Could you quote, exactly as they stand, the lines running from the one with "What does this" to the final line of the material?
────
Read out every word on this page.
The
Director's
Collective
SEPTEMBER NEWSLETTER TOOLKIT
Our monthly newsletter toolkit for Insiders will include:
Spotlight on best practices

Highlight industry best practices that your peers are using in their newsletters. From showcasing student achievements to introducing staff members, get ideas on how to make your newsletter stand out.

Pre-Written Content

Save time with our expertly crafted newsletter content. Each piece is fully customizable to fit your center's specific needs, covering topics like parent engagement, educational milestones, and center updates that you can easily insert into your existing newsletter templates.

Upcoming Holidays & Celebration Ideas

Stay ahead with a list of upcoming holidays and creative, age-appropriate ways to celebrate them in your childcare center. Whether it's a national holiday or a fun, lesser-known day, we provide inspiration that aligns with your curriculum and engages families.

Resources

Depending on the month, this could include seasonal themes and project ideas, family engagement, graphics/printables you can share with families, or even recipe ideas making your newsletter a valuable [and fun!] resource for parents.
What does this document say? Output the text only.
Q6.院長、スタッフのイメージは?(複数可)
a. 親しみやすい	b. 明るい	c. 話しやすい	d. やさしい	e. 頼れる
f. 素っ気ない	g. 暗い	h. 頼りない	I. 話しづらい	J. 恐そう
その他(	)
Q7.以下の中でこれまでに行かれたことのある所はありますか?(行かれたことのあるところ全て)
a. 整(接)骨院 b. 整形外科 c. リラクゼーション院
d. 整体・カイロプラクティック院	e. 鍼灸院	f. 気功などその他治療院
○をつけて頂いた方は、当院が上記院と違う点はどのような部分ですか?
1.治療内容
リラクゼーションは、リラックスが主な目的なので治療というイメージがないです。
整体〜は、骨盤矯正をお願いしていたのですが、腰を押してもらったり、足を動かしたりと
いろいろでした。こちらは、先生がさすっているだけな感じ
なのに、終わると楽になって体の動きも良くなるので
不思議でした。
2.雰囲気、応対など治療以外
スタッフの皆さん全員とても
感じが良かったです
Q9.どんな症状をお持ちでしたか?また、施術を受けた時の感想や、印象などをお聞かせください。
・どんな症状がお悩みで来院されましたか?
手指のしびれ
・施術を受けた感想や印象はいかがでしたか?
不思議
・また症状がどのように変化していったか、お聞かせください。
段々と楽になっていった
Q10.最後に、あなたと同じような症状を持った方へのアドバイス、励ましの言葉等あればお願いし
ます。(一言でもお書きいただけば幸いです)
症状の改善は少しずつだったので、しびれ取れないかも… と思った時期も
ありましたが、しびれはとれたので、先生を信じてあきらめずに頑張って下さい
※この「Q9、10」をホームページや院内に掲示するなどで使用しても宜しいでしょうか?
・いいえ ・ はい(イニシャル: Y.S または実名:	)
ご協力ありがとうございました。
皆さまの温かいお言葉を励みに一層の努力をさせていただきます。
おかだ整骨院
────
### RESPONSE TO THE TASK
What does this document say? Output the text only.
Q6.院長、スタッフのイメージは?(複数可)
a. 親しみやすい	b. 明るい	c. 話しやすい	d. やさしい	e. 頼れる
f. 素っ気ない	g. 暗い	h. 頼りない	I. 話しづらい	J. 恐そう
その他(	)
Q7.以下の中でこれまでに行かれたことのある所はありますか?(行かれたことのあるところ全て)
a. 整(接)骨院 b. 整形外科 c. リラクゼーション院
d. 整体・カイロプラクティック院	e. 鍼灸院	f. 気功などその他治療院
○をつけて頂いた方は、当院が上記院と違う点はどのような部分ですか?
1.治療内容
リラクゼーションは、リラックスが主な目的なので治療というイメージがないです。
整体〜は、骨盤矯正をお願いしていたのですが、腰を押してもらったり、足を動かしたりと
いろいろでした。こちらは、先生がさすっているだけな感じ
なのに、終わると楽になって体の動きも良くなるので
不思議でした。
2.雰囲気、応対など治療以外
スタッフの皆さん全員とても
感じが良かったです
Q9.どんな症状をお持ちでしたか?また、施術を受けた時の感想や、印象などをお聞かせください。
・どんな症状がお悩みで来院されましたか?
手指のしびれ
・施術を受けた感想や印象はいかがでしたか?
不思議
・また症状がどのように変化していったか、お聞かせください。
段々と楽になっていった
Q10.最後に、あなたと同じような症状を持った方へのアドバイス、励ましの言葉等あればお願いし
ます。(一言でもお書きいただけば幸いです)
症状の改善は少しずつだったので、しびれ取れないかも… と思った時期も
ありましたが、しびれはとれたので、先生を信じてあきらめずに頑張って下さい
※この「Q9、10」をホームページや院内に掲示するなどで使用しても宜しいでしょうか?
・いいえ ・ はい(イニシャル: Y.S または実名:	)
ご協力ありがとうございました。
皆さまの温かいお言葉を励みに一層の努力をさせていただきます。
おかだ整骨院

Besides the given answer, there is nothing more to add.